__ITEMS__
········

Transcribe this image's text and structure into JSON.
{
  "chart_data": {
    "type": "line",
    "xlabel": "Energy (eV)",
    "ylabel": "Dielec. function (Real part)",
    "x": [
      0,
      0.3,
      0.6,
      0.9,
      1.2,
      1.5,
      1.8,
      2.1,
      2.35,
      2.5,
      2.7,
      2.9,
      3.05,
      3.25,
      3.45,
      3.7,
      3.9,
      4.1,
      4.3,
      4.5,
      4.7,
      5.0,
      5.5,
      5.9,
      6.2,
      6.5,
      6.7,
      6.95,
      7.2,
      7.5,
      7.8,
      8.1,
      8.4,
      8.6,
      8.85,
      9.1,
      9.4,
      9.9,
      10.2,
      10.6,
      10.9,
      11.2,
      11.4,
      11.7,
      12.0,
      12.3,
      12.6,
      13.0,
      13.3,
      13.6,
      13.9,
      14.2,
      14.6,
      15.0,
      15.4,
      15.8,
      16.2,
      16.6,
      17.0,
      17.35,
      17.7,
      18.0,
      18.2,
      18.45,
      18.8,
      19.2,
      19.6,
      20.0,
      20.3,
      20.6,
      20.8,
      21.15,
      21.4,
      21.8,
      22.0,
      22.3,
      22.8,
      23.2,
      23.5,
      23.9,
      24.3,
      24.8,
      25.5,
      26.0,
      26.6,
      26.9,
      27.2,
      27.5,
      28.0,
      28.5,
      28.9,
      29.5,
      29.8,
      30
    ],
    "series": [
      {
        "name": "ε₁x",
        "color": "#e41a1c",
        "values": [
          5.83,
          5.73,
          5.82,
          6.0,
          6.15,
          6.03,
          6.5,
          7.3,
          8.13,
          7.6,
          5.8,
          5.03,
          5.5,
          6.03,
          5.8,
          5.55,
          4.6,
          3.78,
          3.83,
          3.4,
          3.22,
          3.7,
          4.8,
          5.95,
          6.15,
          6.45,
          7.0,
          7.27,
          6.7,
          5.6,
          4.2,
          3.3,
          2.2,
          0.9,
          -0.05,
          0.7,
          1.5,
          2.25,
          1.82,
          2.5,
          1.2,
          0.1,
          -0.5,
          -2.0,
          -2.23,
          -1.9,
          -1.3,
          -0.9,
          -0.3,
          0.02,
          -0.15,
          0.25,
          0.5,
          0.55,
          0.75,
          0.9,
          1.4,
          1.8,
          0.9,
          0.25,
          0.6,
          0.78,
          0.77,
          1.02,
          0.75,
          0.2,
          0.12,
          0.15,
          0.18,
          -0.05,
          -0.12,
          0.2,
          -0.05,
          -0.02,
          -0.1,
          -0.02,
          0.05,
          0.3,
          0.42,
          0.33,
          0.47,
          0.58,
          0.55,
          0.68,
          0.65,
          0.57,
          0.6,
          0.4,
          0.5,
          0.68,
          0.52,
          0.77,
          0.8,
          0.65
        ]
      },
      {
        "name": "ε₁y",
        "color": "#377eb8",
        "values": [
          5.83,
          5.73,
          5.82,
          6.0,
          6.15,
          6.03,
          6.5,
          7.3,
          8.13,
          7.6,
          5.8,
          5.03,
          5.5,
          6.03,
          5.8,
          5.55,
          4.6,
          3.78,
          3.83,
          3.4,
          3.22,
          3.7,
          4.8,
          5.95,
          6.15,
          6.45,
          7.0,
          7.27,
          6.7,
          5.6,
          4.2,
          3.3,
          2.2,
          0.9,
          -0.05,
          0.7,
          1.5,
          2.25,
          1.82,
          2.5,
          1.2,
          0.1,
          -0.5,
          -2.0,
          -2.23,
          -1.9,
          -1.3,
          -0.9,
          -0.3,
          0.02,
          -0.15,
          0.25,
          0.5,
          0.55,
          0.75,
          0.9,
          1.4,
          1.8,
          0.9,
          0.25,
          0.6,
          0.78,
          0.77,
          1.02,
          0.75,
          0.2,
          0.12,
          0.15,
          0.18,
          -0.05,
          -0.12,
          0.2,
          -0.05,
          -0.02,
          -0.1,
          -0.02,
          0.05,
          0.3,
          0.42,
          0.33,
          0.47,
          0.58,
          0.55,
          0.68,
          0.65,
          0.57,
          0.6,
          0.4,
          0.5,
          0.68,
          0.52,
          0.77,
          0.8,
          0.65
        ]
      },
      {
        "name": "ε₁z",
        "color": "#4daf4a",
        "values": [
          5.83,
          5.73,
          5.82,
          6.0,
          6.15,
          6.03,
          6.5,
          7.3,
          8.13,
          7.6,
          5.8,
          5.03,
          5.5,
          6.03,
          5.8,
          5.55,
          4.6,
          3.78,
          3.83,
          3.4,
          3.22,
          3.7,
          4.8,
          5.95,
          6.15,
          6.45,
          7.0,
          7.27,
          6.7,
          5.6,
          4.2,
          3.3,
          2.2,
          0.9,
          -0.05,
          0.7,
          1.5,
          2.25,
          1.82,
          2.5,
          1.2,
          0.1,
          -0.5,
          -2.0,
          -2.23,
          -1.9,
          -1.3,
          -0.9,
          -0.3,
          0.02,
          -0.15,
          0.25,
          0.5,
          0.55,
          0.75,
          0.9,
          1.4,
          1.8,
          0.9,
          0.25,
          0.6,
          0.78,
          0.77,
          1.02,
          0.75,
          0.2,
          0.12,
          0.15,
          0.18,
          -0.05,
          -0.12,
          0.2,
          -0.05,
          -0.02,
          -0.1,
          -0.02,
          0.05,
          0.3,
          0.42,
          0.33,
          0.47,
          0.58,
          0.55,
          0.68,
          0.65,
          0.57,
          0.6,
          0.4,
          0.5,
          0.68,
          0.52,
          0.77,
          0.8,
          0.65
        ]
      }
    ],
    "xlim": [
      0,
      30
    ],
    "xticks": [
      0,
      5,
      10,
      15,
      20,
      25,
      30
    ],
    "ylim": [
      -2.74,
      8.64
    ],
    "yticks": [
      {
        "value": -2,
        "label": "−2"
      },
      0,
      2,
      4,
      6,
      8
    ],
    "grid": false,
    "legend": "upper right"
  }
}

········

__INSTRUCTION__
Each record above should be returned exactly as it appears.

__COMPLETE RESPONSE__
Transcribe this image's text and structure into JSON.
{
  "chart_data": {
    "type": "line",
    "xlabel": "Energy (eV)",
    "ylabel": "Dielec. function (Real part)",
    "x": [
      0,
      0.3,
      0.6,
      0.9,
      1.2,
      1.5,
      1.8,
      2.1,
      2.35,
      2.5,
      2.7,
      2.9,
      3.05,
      3.25,
      3.45,
      3.7,
      3.9,
      4.1,
      4.3,
      4.5,
      4.7,
      5.0,
      5.5,
      5.9,
      6.2,
      6.5,
      6.7,
      6.95,
      7.2,
      7.5,
      7.8,
      8.1,
      8.4,
      8.6,
      8.85,
      9.1,
      9.4,
      9.9,
      10.2,
      10.6,
      10.9,
      11.2,
      11.4,
      11.7,
      12.0,
      12.3,
      12.6,
      13.0,
      13.3,
      13.6,
      13.9,
      14.2,
      14.6,
      15.0,
      15.4,
      15.8,
      16.2,
      16.6,
      17.0,
      17.35,
      17.7,
      18.0,
      18.2,
      18.45,
      18.8,
      19.2,
      19.6,
      20.0,
      20.3,
      20.6,
      20.8,
      21.15,
      21.4,
      21.8,
      22.0,
      22.3,
      22.8,
      23.2,
      23.5,
      23.9,
      24.3,
      24.8,
      25.5,
      26.0,
      26.6,
      26.9,
      27.2,
      27.5,
      28.0,
      28.5,
      28.9,
      29.5,
      29.8,
      30
    ],
    "series": [
      {
        "name": "ε₁x",
        "color": "#e41a1c",
        "values": [
          5.83,
          5.73,
          5.82,
          6.0,
          6.15,
          6.03,
          6.5,
          7.3,
          8.13,
          7.6,
          5.8,
          5.03,
          5.5,
          6.03,
          5.8,
          5.55,
          4.6,
          3.78,
          3.83,
          3.4,
          3.22,
          3.7,
          4.8,
          5.95,
          6.15,
          6.45,
          7.0,
          7.27,
          6.7,
          5.6,
          4.2,
          3.3,
          2.2,
          0.9,
          -0.05,
          0.7,
          1.5,
          2.25,
          1.82,
          2.5,
          1.2,
          0.1,
          -0.5,
          -2.0,
          -2.23,
          -1.9,
          -1.3,
          -0.9,
          -0.3,
          0.02,
          -0.15,
          0.25,
          0.5,
          0.55,
          0.75,
          0.9,
          1.4,
          1.8,
          0.9,
          0.25,
          0.6,
          0.78,
          0.77,
          1.02,
          0.75,
          0.2,
          0.12,
          0.15,
          0.18,
          -0.05,
          -0.12,
          0.2,
          -0.05,
          -0.02,
          -0.1,
          -0.02,
          0.05,
          0.3,
          0.42,
          0.33,
          0.47,
          0.58,
          0.55,
          0.68,
          0.65,
          0.57,
          0.6,
          0.4,
          0.5,
          0.68,
          0.52,
          0.77,
          0.8,
          0.65
        ]
      },
      {
        "name": "ε₁y",
        "color": "#377eb8",
        "values": [
          5.83,
          5.73,
          5.82,
          6.0,
          6.15,
          6.03,
          6.5,
          7.3,
          8.13,
          7.6,
          5.8,
          5.03,
          5.5,
          6.03,
          5.8,
          5.55,
          4.6,
          3.78,
          3.83,
          3.4,
          3.22,
          3.7,
          4.8,
          5.95,
          6.15,
          6.45,
          7.0,
          7.27,
          6.7,
          5.6,
          4.2,
          3.3,
          2.2,
          0.9,
          -0.05,
          0.7,
          1.5,
          2.25,
          1.82,
          2.5,
          1.2,
          0.1,
          -0.5,
          -2.0,
          -2.23,
          -1.9,
          -1.3,
          -0.9,
          -0.3,
          0.02,
          -0.15,
          0.25,
          0.5,
          0.55,
          0.75,
          0.9,
          1.4,
          1.8,
          0.9,
          0.25,
          0.6,
          0.78,
          0.77,
          1.02,
          0.75,
          0.2,
          0.12,
          0.15,
          0.18,
          -0.05,
          -0.12,
          0.2,
          -0.05,
          -0.02,
          -0.1,
          -0.02,
          0.05,
          0.3,
          0.42,
          0.33,
          0.47,
          0.58,
          0.55,
          0.68,
          0.65,
          0.57,
          0.6,
          0.4,
          0.5,
          0.68,
          0.52,
          0.77,
          0.8,
          0.65
        ]
      },
      {
        "name": "ε₁z",
        "color": "#4daf4a",
        "values": [
          5.83,
          5.73,
          5.82,
          6.0,
          6.15,
          6.03,
          6.5,
          7.3,
          8.13,
          7.6,
          5.8,
          5.03,
          5.5,
          6.03,
          5.8,
          5.55,
          4.6,
          3.78,
          3.83,
          3.4,
          3.22,
          3.7,
          4.8,
          5.95,
          6.15,
          6.45,
          7.0,
          7.27,
          6.7,
          5.6,
          4.2,
          3.3,
          2.2,
          0.9,
          -0.05,
          0.7,
          1.5,
          2.25,
          1.82,
          2.5,
          1.2,
          0.1,
          -0.5,
          -2.0,
          -2.23,
          -1.9,
          -1.3,
          -0.9,
          -0.3,
          0.02,
          -0.15,
          0.25,
          0.5,
          0.55,
          0.75,
          0.9,
          1.4,
          1.8,
          0.9,
          0.25,
          0.6,
          0.78,
          0.77,
          1.02,
          0.75,
          0.2,
          0.12,
          0.15,
          0.18,
          -0.05,
          -0.12,
          0.2,
          -0.05,
          -0.02,
          -0.1,
          -0.02,
          0.05,
          0.3,
          0.42,
          0.33,
          0.47,
          0.58,
          0.55,
          0.68,
          0.65,
          0.57,
          0.6,
          0.4,
          0.5,
          0.68,
          0.52,
          0.77,
          0.8,
          0.65
        ]
      }
    ],
    "xlim": [
      0,
      30
    ],
    "xticks": [
      0,
      5,
      10,
      15,
      20,
      25,
      30
    ],
    "ylim": [
      -2.74,
      8.64
    ],
    "yticks": [
      {
        "value": -2,
        "label": "−2"
      },
      0,
      2,
      4,
      6,
      8
    ],
    "grid": false,
    "legend": "upper right"
  }
}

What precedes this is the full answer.